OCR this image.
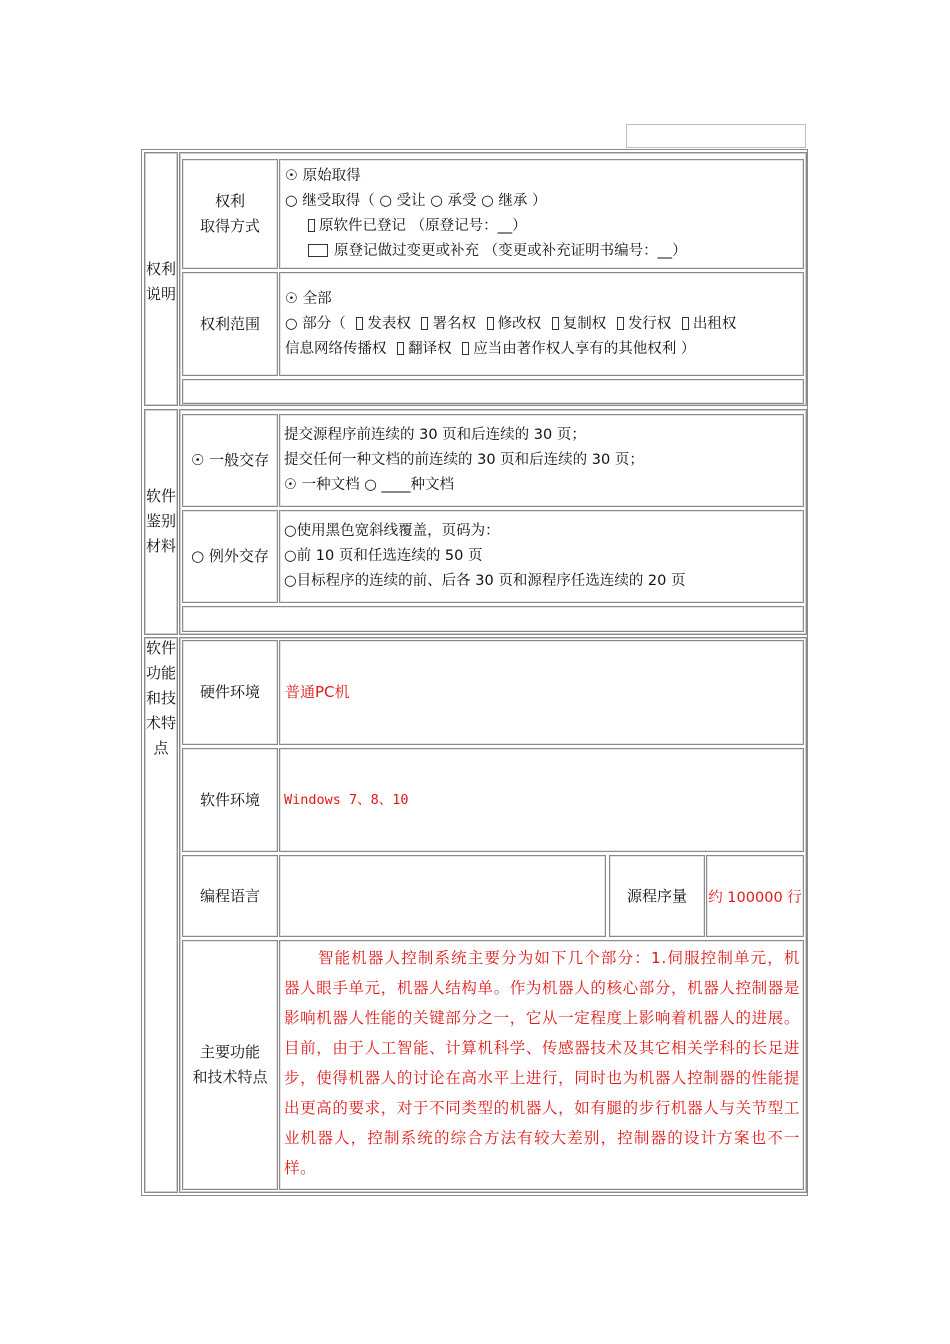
权利说明
权利
取得方式
☉ 原始取得
○ 继受取得（ ○ 受让 ○ 承受 ○ 继承 ）
原软件已登记 （原登记号：__）
原登记做过变更或补充 （变更或补充证明书编号：__）
权利范围
☉ 全部
○ 部分（ 发表权 署名权 修改权 复制权 发行权 出租权
信息网络传播权 翻译权 应当由著作权人享有的其他权利 ）
软件鉴别材料
☉ 一般交存
提交源程序前连续的 30 页和后连续的 30 页；
提交任何一种文档的前连续的 30 页和后连续的 30 页；
☉ 一种文档 ○ ____种文档
○ 例外交存
○使用黑色宽斜线覆盖，页码为：
○前 10 页和任选连续的 50 页
○目标程序的连续的前、后各 30 页和源程序任选连续的 20 页
软件功能和技术特点
硬件环境 普通PC机
软件环境 Windows 7、8、10
编程语言	源程序量 约 100000 行
主要功能
和技术特点
智能机器人控制系统主要分为如下几个部分：1.伺服控制单元，机器人眼手单元，机器人结构单。作为机器人的核心部分，机器人控制器是影响机器人性能的关键部分之一，它从一定程度上影响着机器人的进展。目前，由于人工智能、计算机科学、传感器技术及其它相关学科的长足进步，使得机器人的讨论在高水平上进行，同时也为机器人控制器的性能提出更高的要求，对于不同类型的机器人，如有腿的步行机器人与关节型工业机器人，控制系统的综合方法有较大差别，控制器的设计方案也不一样。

....

Repeat each entry above word for word, leaving every picture out.

[Reply to the task]:
OCR this image.
权利说明
权利
取得方式
☉ 原始取得
○ 继受取得（ ○ 受让 ○ 承受 ○ 继承 ）
原软件已登记 （原登记号：__）
原登记做过变更或补充 （变更或补充证明书编号：__）
权利范围
☉ 全部
○ 部分（ 发表权 署名权 修改权 复制权 发行权 出租权
信息网络传播权 翻译权 应当由著作权人享有的其他权利 ）
软件鉴别材料
☉ 一般交存
提交源程序前连续的 30 页和后连续的 30 页；
提交任何一种文档的前连续的 30 页和后连续的 30 页；
☉ 一种文档 ○ ____种文档
○ 例外交存
○使用黑色宽斜线覆盖，页码为：
○前 10 页和任选连续的 50 页
○目标程序的连续的前、后各 30 页和源程序任选连续的 20 页
软件功能和技术特点
硬件环境 普通PC机
软件环境 Windows 7、8、10
编程语言	源程序量 约 100000 行
主要功能
和技术特点
智能机器人控制系统主要分为如下几个部分：1.伺服控制单元，机器人眼手单元，机器人结构单。作为机器人的核心部分，机器人控制器是影响机器人性能的关键部分之一，它从一定程度上影响着机器人的进展。目前，由于人工智能、计算机科学、传感器技术及其它相关学科的长足进步，使得机器人的讨论在高水平上进行，同时也为机器人控制器的性能提出更高的要求，对于不同类型的机器人，如有腿的步行机器人与关节型工业机器人，控制系统的综合方法有较大差别，控制器的设计方案也不一样。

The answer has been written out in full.